Collected data entries:
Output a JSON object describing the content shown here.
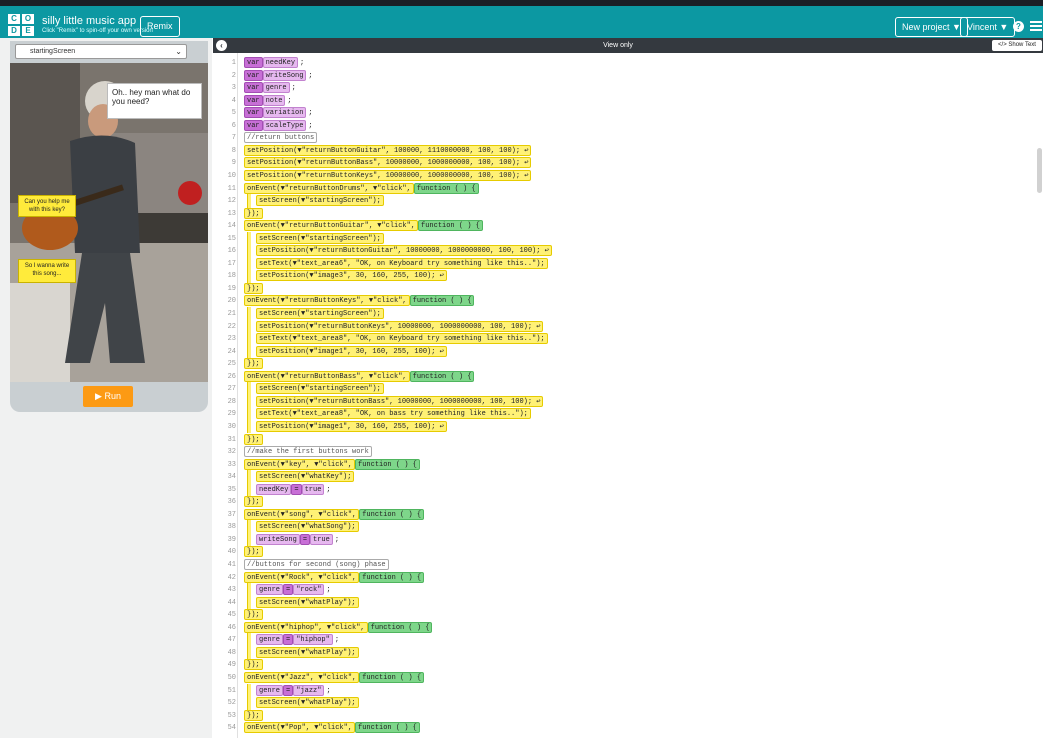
{
  "app": {
    "logo_letters": [
      "C",
      "O",
      "D",
      "E"
    ],
    "title": "silly little music app",
    "subtitle": "Click \"Remix\" to spin-off your own version",
    "remix_label": "Remix",
    "new_project_label": "New project ▼",
    "user_label": "Vincent ▼",
    "help_icon": "?",
    "colors": {
      "topbar": "#0c98a2",
      "run_button": "#fc9a14",
      "event_block": "#7ed68a",
      "ui_block": "#fff176",
      "variable_block": "#c76fd6"
    }
  },
  "sim": {
    "screen_select": "startingScreen",
    "bubble_main": "Oh.. hey man what do you need?",
    "bubble_key": "Can you help me with this key?",
    "bubble_song": "So I wanna write this song...",
    "run_label": "Run"
  },
  "editor": {
    "status": "View only",
    "show_text_label": "</> Show Text",
    "lines": [
      {
        "n": "1",
        "parts": [
          [
            "p",
            "var"
          ],
          [
            "pl",
            "needKey"
          ],
          [
            "t",
            ";"
          ]
        ]
      },
      {
        "n": "2",
        "parts": [
          [
            "p",
            "var"
          ],
          [
            "pl",
            "writeSong"
          ],
          [
            "t",
            ";"
          ]
        ]
      },
      {
        "n": "3",
        "parts": [
          [
            "p",
            "var"
          ],
          [
            "pl",
            "genre"
          ],
          [
            "t",
            ";"
          ]
        ]
      },
      {
        "n": "4",
        "parts": [
          [
            "p",
            "var"
          ],
          [
            "pl",
            "note"
          ],
          [
            "t",
            ";"
          ]
        ]
      },
      {
        "n": "5",
        "parts": [
          [
            "p",
            "var"
          ],
          [
            "pl",
            "variation"
          ],
          [
            "t",
            ";"
          ]
        ]
      },
      {
        "n": "6",
        "parts": [
          [
            "p",
            "var"
          ],
          [
            "pl",
            "scaleType"
          ],
          [
            "t",
            ";"
          ]
        ]
      },
      {
        "n": "7",
        "parts": [
          [
            "gr",
            "//return buttons"
          ]
        ]
      },
      {
        "n": "8",
        "parts": [
          [
            "y",
            "setPosition(▼\"returnButtonGuitar\", 100000, 1110000000, 100, 100); ↩"
          ]
        ]
      },
      {
        "n": "9",
        "parts": [
          [
            "y",
            "setPosition(▼\"returnButtonBass\", 10000000, 1000000000, 100, 100); ↩"
          ]
        ]
      },
      {
        "n": "10",
        "parts": [
          [
            "y",
            "setPosition(▼\"returnButtonKeys\", 10000000, 1000000000, 100, 100); ↩"
          ]
        ]
      },
      {
        "n": "11",
        "parts": [
          [
            "y",
            "onEvent(▼\"returnButtonDrums\", ▼\"click\","
          ],
          [
            "g",
            "function ( ) {"
          ]
        ]
      },
      {
        "n": "12",
        "ind": 1,
        "parts": [
          [
            "y",
            "setScreen(▼\"startingScreen\");"
          ]
        ]
      },
      {
        "n": "13",
        "parts": [
          [
            "y",
            "});"
          ]
        ]
      },
      {
        "n": "14",
        "parts": [
          [
            "y",
            "onEvent(▼\"returnButtonGuitar\", ▼\"click\","
          ],
          [
            "g",
            "function ( ) {"
          ]
        ]
      },
      {
        "n": "15",
        "ind": 1,
        "parts": [
          [
            "y",
            "setScreen(▼\"startingScreen\");"
          ]
        ]
      },
      {
        "n": "16",
        "ind": 1,
        "parts": [
          [
            "y",
            "setPosition(▼\"returnButtonGuitar\", 10000000, 1000000000, 100, 100); ↩"
          ]
        ]
      },
      {
        "n": "17",
        "ind": 1,
        "parts": [
          [
            "y",
            "setText(▼\"text_area6\", \"OK, on Keyboard try something like this..\");"
          ]
        ]
      },
      {
        "n": "18",
        "ind": 1,
        "parts": [
          [
            "y",
            "setPosition(▼\"image3\", 30, 160, 255, 100); ↩"
          ]
        ]
      },
      {
        "n": "19",
        "parts": [
          [
            "y",
            "});"
          ]
        ]
      },
      {
        "n": "20",
        "parts": [
          [
            "y",
            "onEvent(▼\"returnButtonKeys\", ▼\"click\","
          ],
          [
            "g",
            "function ( ) {"
          ]
        ]
      },
      {
        "n": "21",
        "ind": 1,
        "parts": [
          [
            "y",
            "setScreen(▼\"startingScreen\");"
          ]
        ]
      },
      {
        "n": "22",
        "ind": 1,
        "parts": [
          [
            "y",
            "setPosition(▼\"returnButtonKeys\", 10000000, 1000000000, 100, 100); ↩"
          ]
        ]
      },
      {
        "n": "23",
        "ind": 1,
        "parts": [
          [
            "y",
            "setText(▼\"text_area8\", \"OK, on Keyboard try something like this..\");"
          ]
        ]
      },
      {
        "n": "24",
        "ind": 1,
        "parts": [
          [
            "y",
            "setPosition(▼\"image1\", 30, 160, 255, 100); ↩"
          ]
        ]
      },
      {
        "n": "25",
        "parts": [
          [
            "y",
            "});"
          ]
        ]
      },
      {
        "n": "26",
        "parts": [
          [
            "y",
            "onEvent(▼\"returnButtonBass\", ▼\"click\","
          ],
          [
            "g",
            "function ( ) {"
          ]
        ]
      },
      {
        "n": "27",
        "ind": 1,
        "parts": [
          [
            "y",
            "setScreen(▼\"startingScreen\");"
          ]
        ]
      },
      {
        "n": "28",
        "ind": 1,
        "parts": [
          [
            "y",
            "setPosition(▼\"returnButtonBass\", 10000000, 1000000000, 100, 100); ↩"
          ]
        ]
      },
      {
        "n": "29",
        "ind": 1,
        "parts": [
          [
            "y",
            "setText(▼\"text_area8\", \"OK, on bass try something like this..\");"
          ]
        ]
      },
      {
        "n": "30",
        "ind": 1,
        "parts": [
          [
            "y",
            "setPosition(▼\"image1\", 30, 160, 255, 100); ↩"
          ]
        ]
      },
      {
        "n": "31",
        "parts": [
          [
            "y",
            "});"
          ]
        ]
      },
      {
        "n": "32",
        "parts": [
          [
            "gr",
            "//make the first buttons work"
          ]
        ]
      },
      {
        "n": "33",
        "parts": [
          [
            "y",
            "onEvent(▼\"key\", ▼\"click\","
          ],
          [
            "g",
            "function ( ) {"
          ]
        ]
      },
      {
        "n": "34",
        "ind": 1,
        "parts": [
          [
            "y",
            "setScreen(▼\"whatKey\");"
          ]
        ]
      },
      {
        "n": "35",
        "ind": 1,
        "parts": [
          [
            "pl",
            "needKey"
          ],
          [
            "p",
            "="
          ],
          [
            "pl",
            "true"
          ],
          [
            "t",
            ";"
          ]
        ]
      },
      {
        "n": "36",
        "parts": [
          [
            "y",
            "});"
          ]
        ]
      },
      {
        "n": "37",
        "parts": [
          [
            "y",
            "onEvent(▼\"song\", ▼\"click\","
          ],
          [
            "g",
            "function ( ) {"
          ]
        ]
      },
      {
        "n": "38",
        "ind": 1,
        "parts": [
          [
            "y",
            "setScreen(▼\"whatSong\");"
          ]
        ]
      },
      {
        "n": "39",
        "ind": 1,
        "parts": [
          [
            "pl",
            "writeSong"
          ],
          [
            "p",
            "="
          ],
          [
            "pl",
            "true"
          ],
          [
            "t",
            ";"
          ]
        ]
      },
      {
        "n": "40",
        "parts": [
          [
            "y",
            "});"
          ]
        ]
      },
      {
        "n": "41",
        "parts": [
          [
            "gr",
            "//buttons for second (song) phase"
          ]
        ]
      },
      {
        "n": "42",
        "parts": [
          [
            "y",
            "onEvent(▼\"Rock\", ▼\"click\","
          ],
          [
            "g",
            "function ( ) {"
          ]
        ]
      },
      {
        "n": "43",
        "ind": 1,
        "parts": [
          [
            "pl",
            "genre"
          ],
          [
            "p",
            "="
          ],
          [
            "pl",
            "\"rock\""
          ],
          [
            "t",
            ";"
          ]
        ]
      },
      {
        "n": "44",
        "ind": 1,
        "parts": [
          [
            "y",
            "setScreen(▼\"whatPlay\");"
          ]
        ]
      },
      {
        "n": "45",
        "parts": [
          [
            "y",
            "});"
          ]
        ]
      },
      {
        "n": "46",
        "parts": [
          [
            "y",
            "onEvent(▼\"hiphop\", ▼\"click\","
          ],
          [
            "g",
            "function ( ) {"
          ]
        ]
      },
      {
        "n": "47",
        "ind": 1,
        "parts": [
          [
            "pl",
            "genre"
          ],
          [
            "p",
            "="
          ],
          [
            "pl",
            "\"hiphop\""
          ],
          [
            "t",
            ";"
          ]
        ]
      },
      {
        "n": "48",
        "ind": 1,
        "parts": [
          [
            "y",
            "setScreen(▼\"whatPlay\");"
          ]
        ]
      },
      {
        "n": "49",
        "parts": [
          [
            "y",
            "});"
          ]
        ]
      },
      {
        "n": "50",
        "parts": [
          [
            "y",
            "onEvent(▼\"Jazz\", ▼\"click\","
          ],
          [
            "g",
            "function ( ) {"
          ]
        ]
      },
      {
        "n": "51",
        "ind": 1,
        "parts": [
          [
            "pl",
            "genre"
          ],
          [
            "p",
            "="
          ],
          [
            "pl",
            "\"jazz\""
          ],
          [
            "t",
            ";"
          ]
        ]
      },
      {
        "n": "52",
        "ind": 1,
        "parts": [
          [
            "y",
            "setScreen(▼\"whatPlay\");"
          ]
        ]
      },
      {
        "n": "53",
        "parts": [
          [
            "y",
            "});"
          ]
        ]
      },
      {
        "n": "54",
        "parts": [
          [
            "y",
            "onEvent(▼\"Pop\", ▼\"click\","
          ],
          [
            "g",
            "function ( ) {"
          ]
        ]
      }
    ]
  }
}
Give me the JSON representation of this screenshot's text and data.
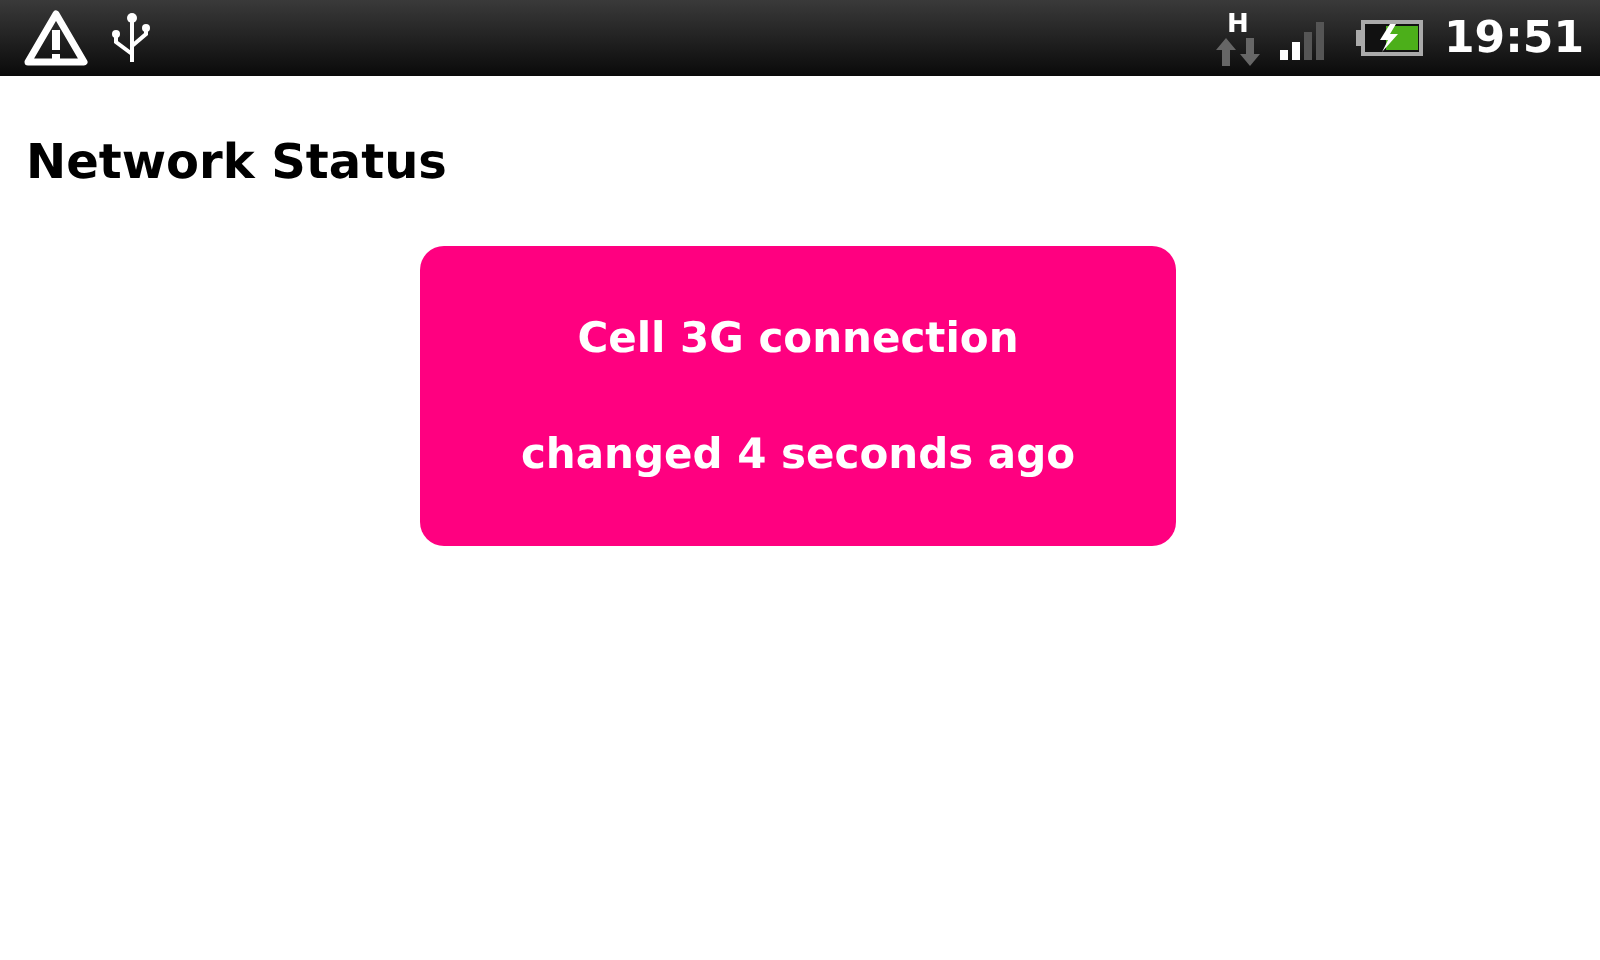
{
  "status_bar": {
    "network_type": "H",
    "time": "19:51"
  },
  "title": "Network Status",
  "card": {
    "color": "#ff0080",
    "lines": [
      "Cell 3G connection",
      "changed 4 seconds ago"
    ]
  }
}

What to work on:
Leave out every picture and copy verbatim the lines running from the line containing "Give me the" through the final line of the data.

Correct output:
Give me the JSON representation of this screenshot's text and data.
{
  "status_bar": {
    "network_type": "H",
    "time": "19:51"
  },
  "title": "Network Status",
  "card": {
    "color": "#ff0080",
    "lines": [
      "Cell 3G connection",
      "changed 4 seconds ago"
    ]
  }
}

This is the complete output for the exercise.